• WHAT NEEDS TO BE DONE:
Find all the lines with "綾の倫敦日記" and gather them.

■ ■ ■ ■ ■

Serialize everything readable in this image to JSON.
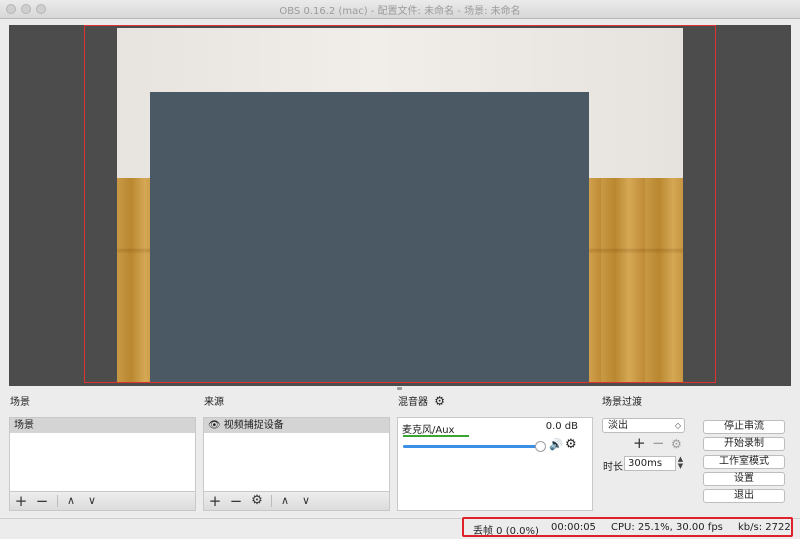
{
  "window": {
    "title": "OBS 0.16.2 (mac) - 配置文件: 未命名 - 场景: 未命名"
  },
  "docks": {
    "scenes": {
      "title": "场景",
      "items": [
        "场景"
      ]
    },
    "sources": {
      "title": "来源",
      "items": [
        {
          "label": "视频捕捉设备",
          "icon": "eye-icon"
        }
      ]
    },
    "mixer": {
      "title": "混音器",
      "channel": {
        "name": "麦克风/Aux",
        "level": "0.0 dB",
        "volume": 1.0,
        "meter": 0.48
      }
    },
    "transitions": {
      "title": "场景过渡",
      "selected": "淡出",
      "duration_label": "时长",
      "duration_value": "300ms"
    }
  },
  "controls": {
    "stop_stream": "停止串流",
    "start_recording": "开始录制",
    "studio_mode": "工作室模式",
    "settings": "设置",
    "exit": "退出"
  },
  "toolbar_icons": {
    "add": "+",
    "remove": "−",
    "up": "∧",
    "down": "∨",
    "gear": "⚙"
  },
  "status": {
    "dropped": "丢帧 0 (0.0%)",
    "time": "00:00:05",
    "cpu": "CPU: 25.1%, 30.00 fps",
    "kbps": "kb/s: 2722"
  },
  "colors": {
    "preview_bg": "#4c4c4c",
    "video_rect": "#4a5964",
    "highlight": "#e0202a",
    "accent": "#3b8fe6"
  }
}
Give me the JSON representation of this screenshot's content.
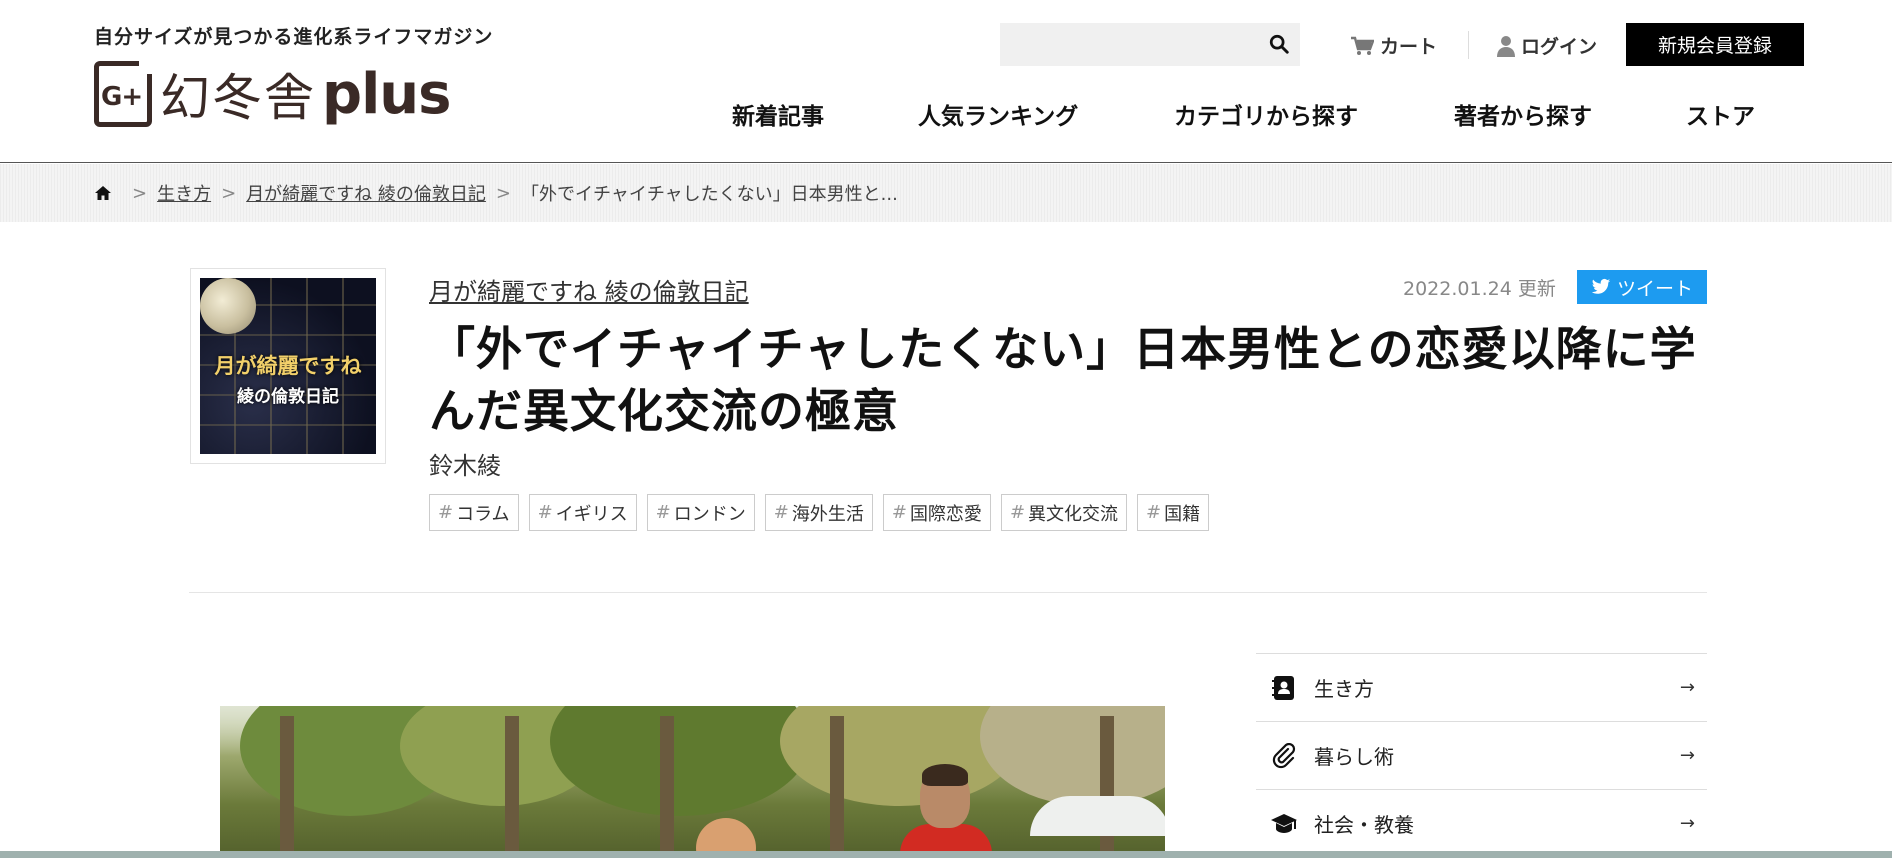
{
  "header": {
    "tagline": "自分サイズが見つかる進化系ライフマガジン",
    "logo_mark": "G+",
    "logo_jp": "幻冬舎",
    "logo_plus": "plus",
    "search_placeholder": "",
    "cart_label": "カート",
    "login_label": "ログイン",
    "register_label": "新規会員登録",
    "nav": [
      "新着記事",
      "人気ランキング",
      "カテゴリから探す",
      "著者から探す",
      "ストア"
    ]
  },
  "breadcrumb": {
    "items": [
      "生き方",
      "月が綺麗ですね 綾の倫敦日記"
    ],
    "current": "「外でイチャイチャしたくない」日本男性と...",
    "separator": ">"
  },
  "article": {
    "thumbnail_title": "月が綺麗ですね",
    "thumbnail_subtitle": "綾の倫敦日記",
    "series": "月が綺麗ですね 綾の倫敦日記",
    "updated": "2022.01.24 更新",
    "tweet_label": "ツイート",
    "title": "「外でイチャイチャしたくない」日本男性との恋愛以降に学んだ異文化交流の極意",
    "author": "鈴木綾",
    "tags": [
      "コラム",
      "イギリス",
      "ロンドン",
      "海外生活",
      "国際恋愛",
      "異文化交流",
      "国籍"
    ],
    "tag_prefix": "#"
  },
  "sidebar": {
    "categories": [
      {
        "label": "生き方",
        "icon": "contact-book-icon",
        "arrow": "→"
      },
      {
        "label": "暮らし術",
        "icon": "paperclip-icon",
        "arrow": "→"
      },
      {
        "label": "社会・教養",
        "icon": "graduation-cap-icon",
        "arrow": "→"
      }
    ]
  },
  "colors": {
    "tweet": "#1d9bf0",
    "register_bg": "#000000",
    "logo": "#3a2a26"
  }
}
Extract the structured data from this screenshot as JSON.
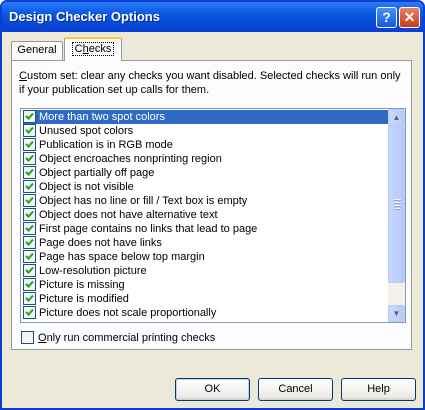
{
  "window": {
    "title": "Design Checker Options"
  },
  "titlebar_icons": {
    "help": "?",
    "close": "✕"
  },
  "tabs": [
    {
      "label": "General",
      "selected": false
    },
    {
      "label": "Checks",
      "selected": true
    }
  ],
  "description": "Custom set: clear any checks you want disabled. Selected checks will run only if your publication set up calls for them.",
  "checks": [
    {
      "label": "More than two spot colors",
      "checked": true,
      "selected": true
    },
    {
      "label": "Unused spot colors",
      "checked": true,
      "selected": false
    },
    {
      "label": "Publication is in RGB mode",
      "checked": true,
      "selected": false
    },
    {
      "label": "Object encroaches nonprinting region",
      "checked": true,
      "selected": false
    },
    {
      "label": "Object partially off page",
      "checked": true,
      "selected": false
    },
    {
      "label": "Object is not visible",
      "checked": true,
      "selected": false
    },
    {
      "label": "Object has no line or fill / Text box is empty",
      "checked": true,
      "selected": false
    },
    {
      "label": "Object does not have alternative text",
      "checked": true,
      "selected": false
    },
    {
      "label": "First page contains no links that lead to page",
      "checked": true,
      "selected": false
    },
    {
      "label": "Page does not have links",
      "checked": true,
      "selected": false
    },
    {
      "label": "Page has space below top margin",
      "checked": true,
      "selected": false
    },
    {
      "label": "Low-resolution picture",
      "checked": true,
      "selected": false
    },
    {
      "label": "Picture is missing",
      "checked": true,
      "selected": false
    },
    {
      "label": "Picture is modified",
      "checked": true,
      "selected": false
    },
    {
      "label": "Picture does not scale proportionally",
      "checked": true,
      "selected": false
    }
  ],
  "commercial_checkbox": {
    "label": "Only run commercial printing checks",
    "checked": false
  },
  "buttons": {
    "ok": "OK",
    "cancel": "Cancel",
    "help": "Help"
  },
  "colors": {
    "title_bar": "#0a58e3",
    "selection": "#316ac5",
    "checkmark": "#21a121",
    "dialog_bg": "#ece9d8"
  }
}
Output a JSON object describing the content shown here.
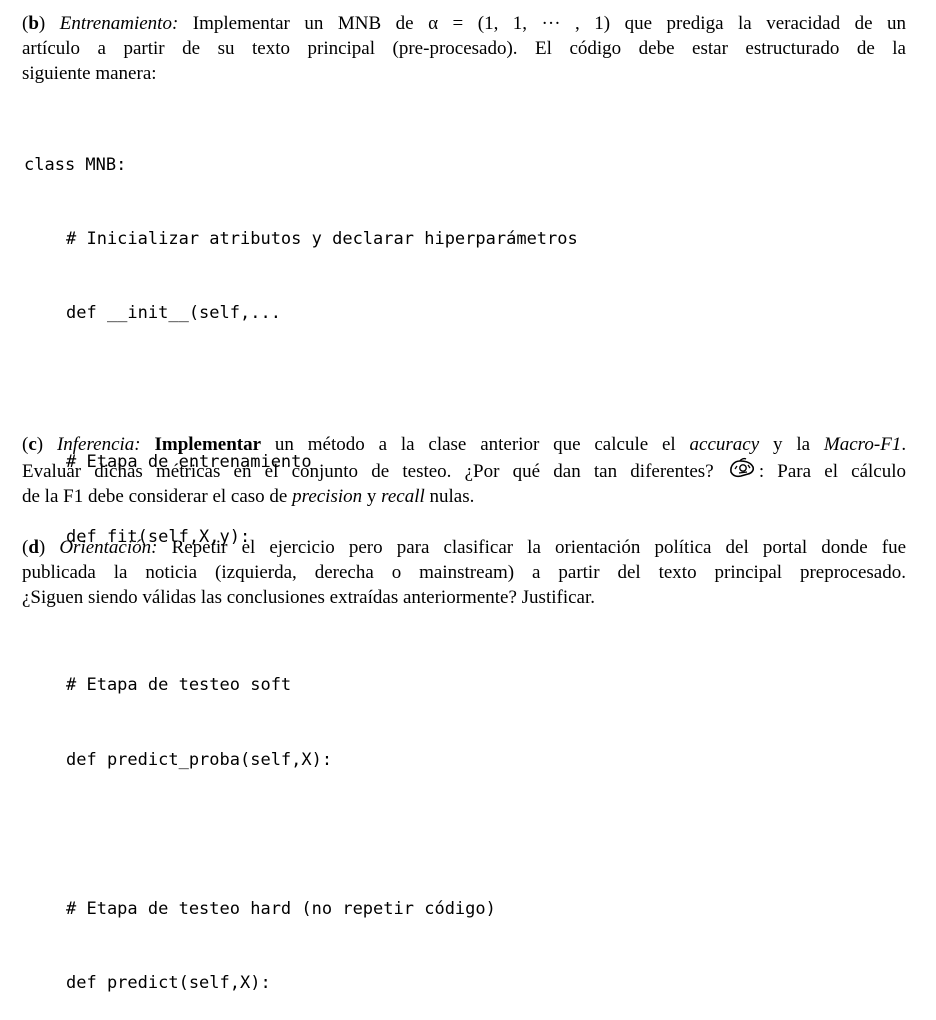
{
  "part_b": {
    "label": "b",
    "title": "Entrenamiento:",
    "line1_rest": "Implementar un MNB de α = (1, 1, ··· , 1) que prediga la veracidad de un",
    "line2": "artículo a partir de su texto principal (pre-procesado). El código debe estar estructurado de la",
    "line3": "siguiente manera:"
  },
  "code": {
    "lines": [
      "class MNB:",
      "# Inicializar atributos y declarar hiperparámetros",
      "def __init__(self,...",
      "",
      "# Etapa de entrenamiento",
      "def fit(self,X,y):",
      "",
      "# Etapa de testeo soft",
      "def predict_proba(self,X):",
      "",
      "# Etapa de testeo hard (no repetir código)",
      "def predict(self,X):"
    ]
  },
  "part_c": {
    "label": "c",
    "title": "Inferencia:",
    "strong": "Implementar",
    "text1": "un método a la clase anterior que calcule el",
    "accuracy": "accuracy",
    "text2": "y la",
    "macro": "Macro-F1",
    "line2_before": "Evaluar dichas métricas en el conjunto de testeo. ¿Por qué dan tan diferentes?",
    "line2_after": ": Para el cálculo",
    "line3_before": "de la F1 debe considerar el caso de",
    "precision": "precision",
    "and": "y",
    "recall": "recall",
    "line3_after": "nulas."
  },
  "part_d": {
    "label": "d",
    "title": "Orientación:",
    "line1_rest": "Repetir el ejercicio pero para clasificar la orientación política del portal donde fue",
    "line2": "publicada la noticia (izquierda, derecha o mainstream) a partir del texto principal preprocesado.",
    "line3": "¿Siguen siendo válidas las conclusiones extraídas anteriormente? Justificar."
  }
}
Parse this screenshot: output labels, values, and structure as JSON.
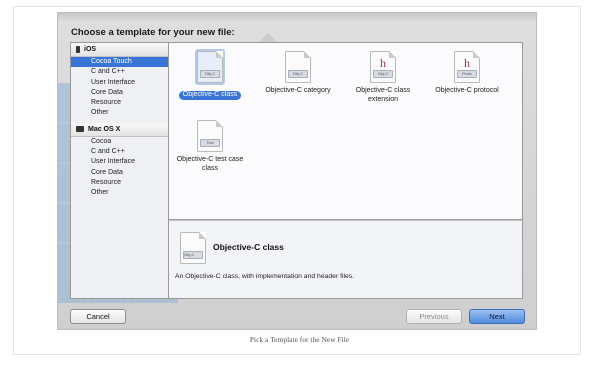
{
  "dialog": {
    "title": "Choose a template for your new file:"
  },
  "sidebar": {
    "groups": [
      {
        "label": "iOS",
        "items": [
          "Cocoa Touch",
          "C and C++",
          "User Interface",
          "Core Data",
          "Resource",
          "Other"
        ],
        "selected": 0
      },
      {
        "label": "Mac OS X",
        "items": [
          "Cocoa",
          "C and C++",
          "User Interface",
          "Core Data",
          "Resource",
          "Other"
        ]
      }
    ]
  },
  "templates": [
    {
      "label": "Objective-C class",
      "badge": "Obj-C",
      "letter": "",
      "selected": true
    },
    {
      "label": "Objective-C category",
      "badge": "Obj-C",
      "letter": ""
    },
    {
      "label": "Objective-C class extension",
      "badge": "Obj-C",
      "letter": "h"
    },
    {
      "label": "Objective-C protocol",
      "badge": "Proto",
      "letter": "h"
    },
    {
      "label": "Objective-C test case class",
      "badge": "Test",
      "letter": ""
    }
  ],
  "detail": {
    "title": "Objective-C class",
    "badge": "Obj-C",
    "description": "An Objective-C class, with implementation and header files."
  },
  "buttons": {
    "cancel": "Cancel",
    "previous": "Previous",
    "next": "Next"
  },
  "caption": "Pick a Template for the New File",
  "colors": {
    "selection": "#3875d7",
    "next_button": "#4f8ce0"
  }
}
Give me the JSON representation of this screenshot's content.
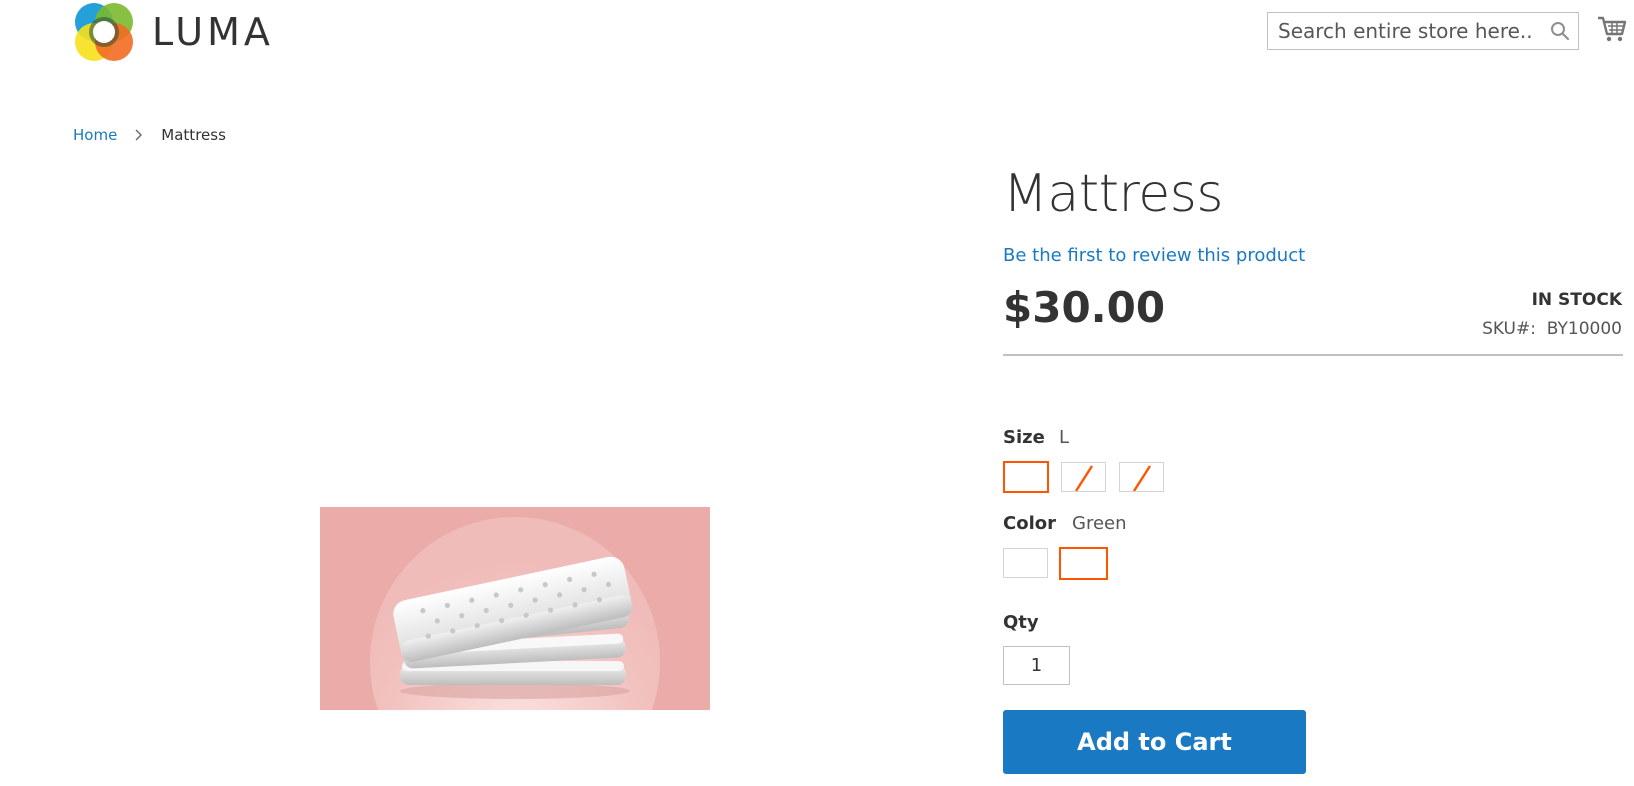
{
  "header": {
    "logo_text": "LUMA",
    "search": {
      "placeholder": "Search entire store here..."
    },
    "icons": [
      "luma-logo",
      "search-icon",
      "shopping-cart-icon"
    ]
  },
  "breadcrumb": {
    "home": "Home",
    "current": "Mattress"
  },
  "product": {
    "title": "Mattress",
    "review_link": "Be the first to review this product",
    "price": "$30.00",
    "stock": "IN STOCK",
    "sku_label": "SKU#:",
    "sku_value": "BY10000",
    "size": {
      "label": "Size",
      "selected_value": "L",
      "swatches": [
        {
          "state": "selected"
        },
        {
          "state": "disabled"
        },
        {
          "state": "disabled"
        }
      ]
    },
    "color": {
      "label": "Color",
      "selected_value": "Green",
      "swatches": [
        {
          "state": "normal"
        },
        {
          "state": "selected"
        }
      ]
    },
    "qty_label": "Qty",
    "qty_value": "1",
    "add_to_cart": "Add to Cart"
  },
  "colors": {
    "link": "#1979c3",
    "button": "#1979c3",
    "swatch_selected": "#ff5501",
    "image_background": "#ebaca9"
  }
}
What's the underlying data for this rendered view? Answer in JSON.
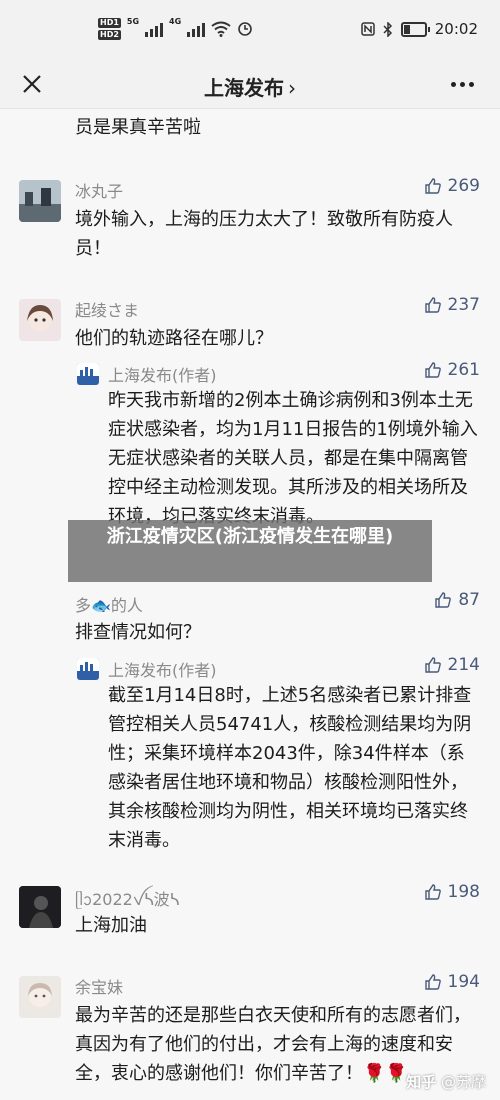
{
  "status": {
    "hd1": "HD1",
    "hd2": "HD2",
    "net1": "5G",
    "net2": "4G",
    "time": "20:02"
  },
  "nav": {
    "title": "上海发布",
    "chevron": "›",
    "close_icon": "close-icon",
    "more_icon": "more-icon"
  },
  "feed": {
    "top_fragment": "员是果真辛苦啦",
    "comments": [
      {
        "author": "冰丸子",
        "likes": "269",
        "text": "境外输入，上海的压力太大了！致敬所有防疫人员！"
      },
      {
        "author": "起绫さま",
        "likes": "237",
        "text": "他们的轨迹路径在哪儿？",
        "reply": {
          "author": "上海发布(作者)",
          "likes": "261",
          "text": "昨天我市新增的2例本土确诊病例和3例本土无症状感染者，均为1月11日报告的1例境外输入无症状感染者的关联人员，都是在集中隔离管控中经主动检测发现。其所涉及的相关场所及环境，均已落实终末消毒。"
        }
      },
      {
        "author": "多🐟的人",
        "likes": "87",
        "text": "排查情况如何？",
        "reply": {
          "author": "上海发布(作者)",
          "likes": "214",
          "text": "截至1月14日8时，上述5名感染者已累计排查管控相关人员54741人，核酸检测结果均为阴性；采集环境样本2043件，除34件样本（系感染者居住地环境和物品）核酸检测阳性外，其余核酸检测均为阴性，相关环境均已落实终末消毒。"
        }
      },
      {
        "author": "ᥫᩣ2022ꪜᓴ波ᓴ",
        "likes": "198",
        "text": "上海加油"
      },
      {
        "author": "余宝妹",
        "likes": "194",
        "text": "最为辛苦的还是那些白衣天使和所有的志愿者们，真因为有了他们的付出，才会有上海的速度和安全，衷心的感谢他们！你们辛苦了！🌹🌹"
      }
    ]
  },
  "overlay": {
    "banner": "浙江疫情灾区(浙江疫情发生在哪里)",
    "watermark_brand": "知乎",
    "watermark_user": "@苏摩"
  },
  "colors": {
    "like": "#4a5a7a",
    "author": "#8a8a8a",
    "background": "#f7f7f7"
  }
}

■ ■ ■ ■ ■

• SOLUTION:
      "月が綺麗ですね 綾の倫敦日記"
    "thumbnail_subtitle": "綾の倫敦日記",
    "series": "月が綺麗ですね 綾の倫敦日記",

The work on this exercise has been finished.